* _RECORDS TO PROCESS_
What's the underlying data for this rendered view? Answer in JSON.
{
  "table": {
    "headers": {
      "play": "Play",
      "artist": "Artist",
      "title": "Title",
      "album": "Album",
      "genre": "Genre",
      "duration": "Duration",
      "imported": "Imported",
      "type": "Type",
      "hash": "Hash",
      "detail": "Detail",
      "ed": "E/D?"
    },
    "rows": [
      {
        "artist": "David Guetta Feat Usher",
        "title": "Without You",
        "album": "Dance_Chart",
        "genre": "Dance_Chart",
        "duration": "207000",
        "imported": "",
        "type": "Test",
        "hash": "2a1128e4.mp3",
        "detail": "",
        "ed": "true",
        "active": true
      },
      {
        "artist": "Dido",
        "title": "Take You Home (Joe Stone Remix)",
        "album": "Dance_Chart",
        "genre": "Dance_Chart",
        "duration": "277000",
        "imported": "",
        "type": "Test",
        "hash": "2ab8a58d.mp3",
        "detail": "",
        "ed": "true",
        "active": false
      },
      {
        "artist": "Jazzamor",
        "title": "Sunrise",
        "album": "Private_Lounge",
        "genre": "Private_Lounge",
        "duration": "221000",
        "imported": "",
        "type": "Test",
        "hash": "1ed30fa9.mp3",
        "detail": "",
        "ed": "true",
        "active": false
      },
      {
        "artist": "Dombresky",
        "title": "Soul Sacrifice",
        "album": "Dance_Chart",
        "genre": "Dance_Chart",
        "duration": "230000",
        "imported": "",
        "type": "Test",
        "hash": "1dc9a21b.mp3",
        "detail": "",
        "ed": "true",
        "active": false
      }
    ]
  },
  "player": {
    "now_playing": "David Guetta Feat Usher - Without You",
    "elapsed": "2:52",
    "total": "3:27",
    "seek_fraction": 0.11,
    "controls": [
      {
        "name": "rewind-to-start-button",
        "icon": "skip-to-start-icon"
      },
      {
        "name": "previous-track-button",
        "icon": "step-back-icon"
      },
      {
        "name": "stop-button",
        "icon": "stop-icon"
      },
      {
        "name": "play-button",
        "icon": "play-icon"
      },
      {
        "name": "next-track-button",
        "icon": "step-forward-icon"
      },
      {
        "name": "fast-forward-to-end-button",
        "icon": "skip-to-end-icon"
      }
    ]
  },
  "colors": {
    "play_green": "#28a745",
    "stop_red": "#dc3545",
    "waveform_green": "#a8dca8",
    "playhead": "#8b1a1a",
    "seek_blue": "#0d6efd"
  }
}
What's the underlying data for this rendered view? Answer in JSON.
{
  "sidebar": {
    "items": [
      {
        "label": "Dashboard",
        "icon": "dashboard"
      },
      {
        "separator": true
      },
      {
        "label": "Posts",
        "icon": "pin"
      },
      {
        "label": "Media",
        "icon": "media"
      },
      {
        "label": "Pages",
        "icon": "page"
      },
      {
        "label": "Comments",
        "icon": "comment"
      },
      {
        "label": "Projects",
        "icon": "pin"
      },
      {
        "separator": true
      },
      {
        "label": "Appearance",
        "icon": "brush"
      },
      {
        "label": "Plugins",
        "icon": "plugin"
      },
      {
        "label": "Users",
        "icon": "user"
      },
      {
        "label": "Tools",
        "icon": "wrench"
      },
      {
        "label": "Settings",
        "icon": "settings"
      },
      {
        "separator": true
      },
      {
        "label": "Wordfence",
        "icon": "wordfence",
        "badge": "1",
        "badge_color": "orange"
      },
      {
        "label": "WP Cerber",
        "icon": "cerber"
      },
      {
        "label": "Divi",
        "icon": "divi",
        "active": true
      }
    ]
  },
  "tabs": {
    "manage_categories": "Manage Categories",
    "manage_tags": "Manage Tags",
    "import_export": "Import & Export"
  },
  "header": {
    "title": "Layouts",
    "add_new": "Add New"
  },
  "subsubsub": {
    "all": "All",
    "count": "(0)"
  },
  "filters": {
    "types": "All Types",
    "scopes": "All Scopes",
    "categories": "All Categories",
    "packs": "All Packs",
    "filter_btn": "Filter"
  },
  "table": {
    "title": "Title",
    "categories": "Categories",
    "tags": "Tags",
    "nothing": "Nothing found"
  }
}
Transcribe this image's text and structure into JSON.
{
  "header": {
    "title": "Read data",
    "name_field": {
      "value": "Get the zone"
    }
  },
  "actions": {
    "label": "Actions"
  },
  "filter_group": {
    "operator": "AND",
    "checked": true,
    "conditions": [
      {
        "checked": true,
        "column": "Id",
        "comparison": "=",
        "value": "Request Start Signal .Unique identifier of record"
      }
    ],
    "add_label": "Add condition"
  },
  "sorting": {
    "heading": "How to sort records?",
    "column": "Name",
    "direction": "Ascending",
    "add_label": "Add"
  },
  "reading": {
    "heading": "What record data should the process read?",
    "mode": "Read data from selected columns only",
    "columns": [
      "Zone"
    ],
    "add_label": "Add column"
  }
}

* _EXERCISE PROMPT_
Faithfully transcribe the whole of the data.

* _EXERCISE SOLUTION_
What's the underlying data for this rendered view? Answer in JSON.
{
  "table": {
    "headers": {
      "play": "Play",
      "artist": "Artist",
      "title": "Title",
      "album": "Album",
      "genre": "Genre",
      "duration": "Duration",
      "imported": "Imported",
      "type": "Type",
      "hash": "Hash",
      "detail": "Detail",
      "ed": "E/D?"
    },
    "rows": [
      {
        "artist": "David Guetta Feat Usher",
        "title": "Without You",
        "album": "Dance_Chart",
        "genre": "Dance_Chart",
        "duration": "207000",
        "imported": "",
        "type": "Test",
        "hash": "2a1128e4.mp3",
        "detail": "",
        "ed": "true",
        "active": true
      },
      {
        "artist": "Dido",
        "title": "Take You Home (Joe Stone Remix)",
        "album": "Dance_Chart",
        "genre": "Dance_Chart",
        "duration": "277000",
        "imported": "",
        "type": "Test",
        "hash": "2ab8a58d.mp3",
        "detail": "",
        "ed": "true",
        "active": false
      },
      {
        "artist": "Jazzamor",
        "title": "Sunrise",
        "album": "Private_Lounge",
        "genre": "Private_Lounge",
        "duration": "221000",
        "imported": "",
        "type": "Test",
        "hash": "1ed30fa9.mp3",
        "detail": "",
        "ed": "true",
        "active": false
      },
      {
        "artist": "Dombresky",
        "title": "Soul Sacrifice",
        "album": "Dance_Chart",
        "genre": "Dance_Chart",
        "duration": "230000",
        "imported": "",
        "type": "Test",
        "hash": "1dc9a21b.mp3",
        "detail": "",
        "ed": "true",
        "active": false
      }
    ]
  },
  "player": {
    "now_playing": "David Guetta Feat Usher - Without You",
    "elapsed": "2:52",
    "total": "3:27",
    "seek_fraction": 0.11,
    "controls": [
      {
        "name": "rewind-to-start-button",
        "icon": "skip-to-start-icon"
      },
      {
        "name": "previous-track-button",
        "icon": "step-back-icon"
      },
      {
        "name": "stop-button",
        "icon": "stop-icon"
      },
      {
        "name": "play-button",
        "icon": "play-icon"
      },
      {
        "name": "next-track-button",
        "icon": "step-forward-icon"
      },
      {
        "name": "fast-forward-to-end-button",
        "icon": "skip-to-end-icon"
      }
    ]
  },
  "colors": {
    "play_green": "#28a745",
    "stop_red": "#dc3545",
    "waveform_green": "#a8dca8",
    "playhead": "#8b1a1a",
    "seek_blue": "#0d6efd"
  }
}
What's the underlying data for this rendered view? Answer in JSON.
{
  "sidebar": {
    "items": [
      {
        "label": "Dashboard",
        "icon": "dashboard"
      },
      {
        "separator": true
      },
      {
        "label": "Posts",
        "icon": "pin"
      },
      {
        "label": "Media",
        "icon": "media"
      },
      {
        "label": "Pages",
        "icon": "page"
      },
      {
        "label": "Comments",
        "icon": "comment"
      },
      {
        "label": "Projects",
        "icon": "pin"
      },
      {
        "separator": true
      },
      {
        "label": "Appearance",
        "icon": "brush"
      },
      {
        "label": "Plugins",
        "icon": "plugin"
      },
      {
        "label": "Users",
        "icon": "user"
      },
      {
        "label": "Tools",
        "icon": "wrench"
      },
      {
        "label": "Settings",
        "icon": "settings"
      },
      {
        "separator": true
      },
      {
        "label": "Wordfence",
        "icon": "wordfence",
        "badge": "1",
        "badge_color": "orange"
      },
      {
        "label": "WP Cerber",
        "icon": "cerber"
      },
      {
        "label": "Divi",
        "icon": "divi",
        "active": true
      }
    ]
  },
  "tabs": {
    "manage_categories": "Manage Categories",
    "manage_tags": "Manage Tags",
    "import_export": "Import & Export"
  },
  "header": {
    "title": "Layouts",
    "add_new": "Add New"
  },
  "subsubsub": {
    "all": "All",
    "count": "(0)"
  },
  "filters": {
    "types": "All Types",
    "scopes": "All Scopes",
    "categories": "All Categories",
    "packs": "All Packs",
    "filter_btn": "Filter"
  },
  "table": {
    "title": "Title",
    "categories": "Categories",
    "tags": "Tags",
    "nothing": "Nothing found"
  }
}
Transcribe this image's text and structure into JSON.
{
  "header": {
    "title": "Read data",
    "name_field": {
      "value": "Get the zone"
    }
  },
  "actions": {
    "label": "Actions"
  },
  "filter_group": {
    "operator": "AND",
    "checked": true,
    "conditions": [
      {
        "checked": true,
        "column": "Id",
        "comparison": "=",
        "value": "Request Start Signal .Unique identifier of record"
      }
    ],
    "add_label": "Add condition"
  },
  "sorting": {
    "heading": "How to sort records?",
    "column": "Name",
    "direction": "Ascending",
    "add_label": "Add"
  },
  "reading": {
    "heading": "What record data should the process read?",
    "mode": "Read data from selected columns only",
    "columns": [
      "Zone"
    ],
    "add_label": "Add column"
  }
}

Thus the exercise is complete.